**WHAT THE TASK REQUIRES:**
Each record below should appear again exactly as written.

**EXCERPTED DATA:**
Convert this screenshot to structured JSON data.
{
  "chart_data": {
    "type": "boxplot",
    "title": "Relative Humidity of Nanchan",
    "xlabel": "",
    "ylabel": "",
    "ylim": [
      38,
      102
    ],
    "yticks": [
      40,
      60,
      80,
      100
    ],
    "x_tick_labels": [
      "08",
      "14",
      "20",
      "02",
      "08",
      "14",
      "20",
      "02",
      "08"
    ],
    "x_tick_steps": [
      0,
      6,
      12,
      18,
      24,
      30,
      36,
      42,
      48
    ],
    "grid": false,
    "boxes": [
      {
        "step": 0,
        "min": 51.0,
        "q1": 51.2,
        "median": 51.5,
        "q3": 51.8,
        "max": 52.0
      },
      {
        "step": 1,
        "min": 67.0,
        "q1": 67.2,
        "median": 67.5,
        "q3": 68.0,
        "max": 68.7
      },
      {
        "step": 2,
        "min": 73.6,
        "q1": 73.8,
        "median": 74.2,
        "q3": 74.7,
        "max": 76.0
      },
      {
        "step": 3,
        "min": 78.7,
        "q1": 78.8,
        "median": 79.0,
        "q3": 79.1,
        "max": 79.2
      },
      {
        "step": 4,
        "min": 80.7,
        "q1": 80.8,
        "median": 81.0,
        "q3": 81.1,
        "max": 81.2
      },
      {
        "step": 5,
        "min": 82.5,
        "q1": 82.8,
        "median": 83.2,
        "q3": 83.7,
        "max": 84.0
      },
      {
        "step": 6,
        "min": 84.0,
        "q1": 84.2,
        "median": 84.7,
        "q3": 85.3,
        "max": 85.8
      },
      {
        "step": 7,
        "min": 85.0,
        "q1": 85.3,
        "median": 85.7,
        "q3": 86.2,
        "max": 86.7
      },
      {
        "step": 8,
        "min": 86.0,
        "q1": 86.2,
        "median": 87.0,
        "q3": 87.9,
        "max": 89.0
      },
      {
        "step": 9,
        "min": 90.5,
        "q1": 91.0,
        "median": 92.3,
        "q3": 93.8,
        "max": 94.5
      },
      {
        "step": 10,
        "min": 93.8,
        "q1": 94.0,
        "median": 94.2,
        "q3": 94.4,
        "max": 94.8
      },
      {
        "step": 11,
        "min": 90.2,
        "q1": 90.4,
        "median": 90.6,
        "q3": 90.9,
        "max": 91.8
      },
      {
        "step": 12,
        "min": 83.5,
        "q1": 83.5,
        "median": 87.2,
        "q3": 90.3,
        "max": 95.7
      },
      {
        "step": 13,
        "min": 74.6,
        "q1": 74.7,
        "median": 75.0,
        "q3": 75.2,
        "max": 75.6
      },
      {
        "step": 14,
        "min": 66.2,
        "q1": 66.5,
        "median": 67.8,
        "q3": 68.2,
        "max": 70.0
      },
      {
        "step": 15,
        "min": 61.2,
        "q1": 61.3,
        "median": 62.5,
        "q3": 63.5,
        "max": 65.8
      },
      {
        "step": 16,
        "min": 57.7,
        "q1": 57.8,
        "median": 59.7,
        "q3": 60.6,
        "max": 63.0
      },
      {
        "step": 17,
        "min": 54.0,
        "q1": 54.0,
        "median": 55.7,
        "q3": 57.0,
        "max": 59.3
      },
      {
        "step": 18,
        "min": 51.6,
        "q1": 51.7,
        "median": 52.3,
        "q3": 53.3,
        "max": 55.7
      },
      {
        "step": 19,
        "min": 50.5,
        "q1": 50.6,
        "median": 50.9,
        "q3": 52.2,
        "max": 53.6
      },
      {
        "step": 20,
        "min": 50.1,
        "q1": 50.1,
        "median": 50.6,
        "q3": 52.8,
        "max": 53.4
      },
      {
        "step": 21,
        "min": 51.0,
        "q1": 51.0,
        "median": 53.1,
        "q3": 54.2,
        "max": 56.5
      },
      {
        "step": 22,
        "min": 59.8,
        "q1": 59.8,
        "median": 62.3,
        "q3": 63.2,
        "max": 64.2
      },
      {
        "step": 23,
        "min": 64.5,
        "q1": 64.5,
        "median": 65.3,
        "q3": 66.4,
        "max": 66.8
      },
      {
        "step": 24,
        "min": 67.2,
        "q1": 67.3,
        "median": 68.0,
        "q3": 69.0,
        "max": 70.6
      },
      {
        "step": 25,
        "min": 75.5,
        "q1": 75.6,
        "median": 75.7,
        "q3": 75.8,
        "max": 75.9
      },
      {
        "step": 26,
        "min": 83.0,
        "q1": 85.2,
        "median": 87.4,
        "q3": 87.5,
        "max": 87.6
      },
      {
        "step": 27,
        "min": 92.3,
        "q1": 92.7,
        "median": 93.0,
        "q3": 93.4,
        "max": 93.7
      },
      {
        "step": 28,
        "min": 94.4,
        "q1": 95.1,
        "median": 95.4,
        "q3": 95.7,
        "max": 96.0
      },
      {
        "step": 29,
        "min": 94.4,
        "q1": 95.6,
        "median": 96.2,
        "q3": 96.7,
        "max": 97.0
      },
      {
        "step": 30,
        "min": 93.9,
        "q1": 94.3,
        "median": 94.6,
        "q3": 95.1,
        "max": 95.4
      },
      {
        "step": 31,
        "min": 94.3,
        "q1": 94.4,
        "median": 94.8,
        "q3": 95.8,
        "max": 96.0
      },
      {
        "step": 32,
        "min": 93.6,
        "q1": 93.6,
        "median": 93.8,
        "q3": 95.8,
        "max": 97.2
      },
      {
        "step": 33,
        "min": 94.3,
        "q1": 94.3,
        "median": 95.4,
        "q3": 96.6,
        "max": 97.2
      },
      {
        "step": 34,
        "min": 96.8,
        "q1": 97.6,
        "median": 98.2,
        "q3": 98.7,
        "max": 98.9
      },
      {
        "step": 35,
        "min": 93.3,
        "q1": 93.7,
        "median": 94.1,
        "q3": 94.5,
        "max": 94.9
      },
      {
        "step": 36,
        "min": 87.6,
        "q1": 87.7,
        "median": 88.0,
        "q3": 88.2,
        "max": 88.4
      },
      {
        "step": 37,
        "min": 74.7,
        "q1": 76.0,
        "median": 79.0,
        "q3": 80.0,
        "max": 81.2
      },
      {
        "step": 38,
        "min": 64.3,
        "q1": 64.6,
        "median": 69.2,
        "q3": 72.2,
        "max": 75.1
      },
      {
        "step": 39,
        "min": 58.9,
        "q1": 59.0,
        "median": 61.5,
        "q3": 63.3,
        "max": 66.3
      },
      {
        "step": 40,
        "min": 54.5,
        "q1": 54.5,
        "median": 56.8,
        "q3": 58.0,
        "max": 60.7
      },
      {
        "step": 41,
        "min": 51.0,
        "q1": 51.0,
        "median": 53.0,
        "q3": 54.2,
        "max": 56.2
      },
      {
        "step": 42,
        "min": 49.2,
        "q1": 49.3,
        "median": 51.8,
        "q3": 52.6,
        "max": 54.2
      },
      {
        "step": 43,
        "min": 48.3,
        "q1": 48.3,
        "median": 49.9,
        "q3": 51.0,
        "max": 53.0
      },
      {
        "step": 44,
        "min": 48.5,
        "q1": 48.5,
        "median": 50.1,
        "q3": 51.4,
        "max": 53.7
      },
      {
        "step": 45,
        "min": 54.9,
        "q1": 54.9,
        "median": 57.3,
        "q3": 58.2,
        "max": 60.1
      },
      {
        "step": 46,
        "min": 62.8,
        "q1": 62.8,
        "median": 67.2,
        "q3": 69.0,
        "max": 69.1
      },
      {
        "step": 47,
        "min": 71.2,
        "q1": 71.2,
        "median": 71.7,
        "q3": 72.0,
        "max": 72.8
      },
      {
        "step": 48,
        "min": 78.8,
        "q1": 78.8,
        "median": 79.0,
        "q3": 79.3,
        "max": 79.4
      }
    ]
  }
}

**SOLUTION:**
Convert this screenshot to structured JSON data.
{
  "chart_data": {
    "type": "boxplot",
    "title": "Relative Humidity of Nanchan",
    "xlabel": "",
    "ylabel": "",
    "ylim": [
      38,
      102
    ],
    "yticks": [
      40,
      60,
      80,
      100
    ],
    "x_tick_labels": [
      "08",
      "14",
      "20",
      "02",
      "08",
      "14",
      "20",
      "02",
      "08"
    ],
    "x_tick_steps": [
      0,
      6,
      12,
      18,
      24,
      30,
      36,
      42,
      48
    ],
    "grid": false,
    "boxes": [
      {
        "step": 0,
        "min": 51.0,
        "q1": 51.2,
        "median": 51.5,
        "q3": 51.8,
        "max": 52.0
      },
      {
        "step": 1,
        "min": 67.0,
        "q1": 67.2,
        "median": 67.5,
        "q3": 68.0,
        "max": 68.7
      },
      {
        "step": 2,
        "min": 73.6,
        "q1": 73.8,
        "median": 74.2,
        "q3": 74.7,
        "max": 76.0
      },
      {
        "step": 3,
        "min": 78.7,
        "q1": 78.8,
        "median": 79.0,
        "q3": 79.1,
        "max": 79.2
      },
      {
        "step": 4,
        "min": 80.7,
        "q1": 80.8,
        "median": 81.0,
        "q3": 81.1,
        "max": 81.2
      },
      {
        "step": 5,
        "min": 82.5,
        "q1": 82.8,
        "median": 83.2,
        "q3": 83.7,
        "max": 84.0
      },
      {
        "step": 6,
        "min": 84.0,
        "q1": 84.2,
        "median": 84.7,
        "q3": 85.3,
        "max": 85.8
      },
      {
        "step": 7,
        "min": 85.0,
        "q1": 85.3,
        "median": 85.7,
        "q3": 86.2,
        "max": 86.7
      },
      {
        "step": 8,
        "min": 86.0,
        "q1": 86.2,
        "median": 87.0,
        "q3": 87.9,
        "max": 89.0
      },
      {
        "step": 9,
        "min": 90.5,
        "q1": 91.0,
        "median": 92.3,
        "q3": 93.8,
        "max": 94.5
      },
      {
        "step": 10,
        "min": 93.8,
        "q1": 94.0,
        "median": 94.2,
        "q3": 94.4,
        "max": 94.8
      },
      {
        "step": 11,
        "min": 90.2,
        "q1": 90.4,
        "median": 90.6,
        "q3": 90.9,
        "max": 91.8
      },
      {
        "step": 12,
        "min": 83.5,
        "q1": 83.5,
        "median": 87.2,
        "q3": 90.3,
        "max": 95.7
      },
      {
        "step": 13,
        "min": 74.6,
        "q1": 74.7,
        "median": 75.0,
        "q3": 75.2,
        "max": 75.6
      },
      {
        "step": 14,
        "min": 66.2,
        "q1": 66.5,
        "median": 67.8,
        "q3": 68.2,
        "max": 70.0
      },
      {
        "step": 15,
        "min": 61.2,
        "q1": 61.3,
        "median": 62.5,
        "q3": 63.5,
        "max": 65.8
      },
      {
        "step": 16,
        "min": 57.7,
        "q1": 57.8,
        "median": 59.7,
        "q3": 60.6,
        "max": 63.0
      },
      {
        "step": 17,
        "min": 54.0,
        "q1": 54.0,
        "median": 55.7,
        "q3": 57.0,
        "max": 59.3
      },
      {
        "step": 18,
        "min": 51.6,
        "q1": 51.7,
        "median": 52.3,
        "q3": 53.3,
        "max": 55.7
      },
      {
        "step": 19,
        "min": 50.5,
        "q1": 50.6,
        "median": 50.9,
        "q3": 52.2,
        "max": 53.6
      },
      {
        "step": 20,
        "min": 50.1,
        "q1": 50.1,
        "median": 50.6,
        "q3": 52.8,
        "max": 53.4
      },
      {
        "step": 21,
        "min": 51.0,
        "q1": 51.0,
        "median": 53.1,
        "q3": 54.2,
        "max": 56.5
      },
      {
        "step": 22,
        "min": 59.8,
        "q1": 59.8,
        "median": 62.3,
        "q3": 63.2,
        "max": 64.2
      },
      {
        "step": 23,
        "min": 64.5,
        "q1": 64.5,
        "median": 65.3,
        "q3": 66.4,
        "max": 66.8
      },
      {
        "step": 24,
        "min": 67.2,
        "q1": 67.3,
        "median": 68.0,
        "q3": 69.0,
        "max": 70.6
      },
      {
        "step": 25,
        "min": 75.5,
        "q1": 75.6,
        "median": 75.7,
        "q3": 75.8,
        "max": 75.9
      },
      {
        "step": 26,
        "min": 83.0,
        "q1": 85.2,
        "median": 87.4,
        "q3": 87.5,
        "max": 87.6
      },
      {
        "step": 27,
        "min": 92.3,
        "q1": 92.7,
        "median": 93.0,
        "q3": 93.4,
        "max": 93.7
      },
      {
        "step": 28,
        "min": 94.4,
        "q1": 95.1,
        "median": 95.4,
        "q3": 95.7,
        "max": 96.0
      },
      {
        "step": 29,
        "min": 94.4,
        "q1": 95.6,
        "median": 96.2,
        "q3": 96.7,
        "max": 97.0
      },
      {
        "step": 30,
        "min": 93.9,
        "q1": 94.3,
        "median": 94.6,
        "q3": 95.1,
        "max": 95.4
      },
      {
        "step": 31,
        "min": 94.3,
        "q1": 94.4,
        "median": 94.8,
        "q3": 95.8,
        "max": 96.0
      },
      {
        "step": 32,
        "min": 93.6,
        "q1": 93.6,
        "median": 93.8,
        "q3": 95.8,
        "max": 97.2
      },
      {
        "step": 33,
        "min": 94.3,
        "q1": 94.3,
        "median": 95.4,
        "q3": 96.6,
        "max": 97.2
      },
      {
        "step": 34,
        "min": 96.8,
        "q1": 97.6,
        "median": 98.2,
        "q3": 98.7,
        "max": 98.9
      },
      {
        "step": 35,
        "min": 93.3,
        "q1": 93.7,
        "median": 94.1,
        "q3": 94.5,
        "max": 94.9
      },
      {
        "step": 36,
        "min": 87.6,
        "q1": 87.7,
        "median": 88.0,
        "q3": 88.2,
        "max": 88.4
      },
      {
        "step": 37,
        "min": 74.7,
        "q1": 76.0,
        "median": 79.0,
        "q3": 80.0,
        "max": 81.2
      },
      {
        "step": 38,
        "min": 64.3,
        "q1": 64.6,
        "median": 69.2,
        "q3": 72.2,
        "max": 75.1
      },
      {
        "step": 39,
        "min": 58.9,
        "q1": 59.0,
        "median": 61.5,
        "q3": 63.3,
        "max": 66.3
      },
      {
        "step": 40,
        "min": 54.5,
        "q1": 54.5,
        "median": 56.8,
        "q3": 58.0,
        "max": 60.7
      },
      {
        "step": 41,
        "min": 51.0,
        "q1": 51.0,
        "median": 53.0,
        "q3": 54.2,
        "max": 56.2
      },
      {
        "step": 42,
        "min": 49.2,
        "q1": 49.3,
        "median": 51.8,
        "q3": 52.6,
        "max": 54.2
      },
      {
        "step": 43,
        "min": 48.3,
        "q1": 48.3,
        "median": 49.9,
        "q3": 51.0,
        "max": 53.0
      },
      {
        "step": 44,
        "min": 48.5,
        "q1": 48.5,
        "median": 50.1,
        "q3": 51.4,
        "max": 53.7
      },
      {
        "step": 45,
        "min": 54.9,
        "q1": 54.9,
        "median": 57.3,
        "q3": 58.2,
        "max": 60.1
      },
      {
        "step": 46,
        "min": 62.8,
        "q1": 62.8,
        "median": 67.2,
        "q3": 69.0,
        "max": 69.1
      },
      {
        "step": 47,
        "min": 71.2,
        "q1": 71.2,
        "median": 71.7,
        "q3": 72.0,
        "max": 72.8
      },
      {
        "step": 48,
        "min": 78.8,
        "q1": 78.8,
        "median": 79.0,
        "q3": 79.3,
        "max": 79.4
      }
    ]
  }
}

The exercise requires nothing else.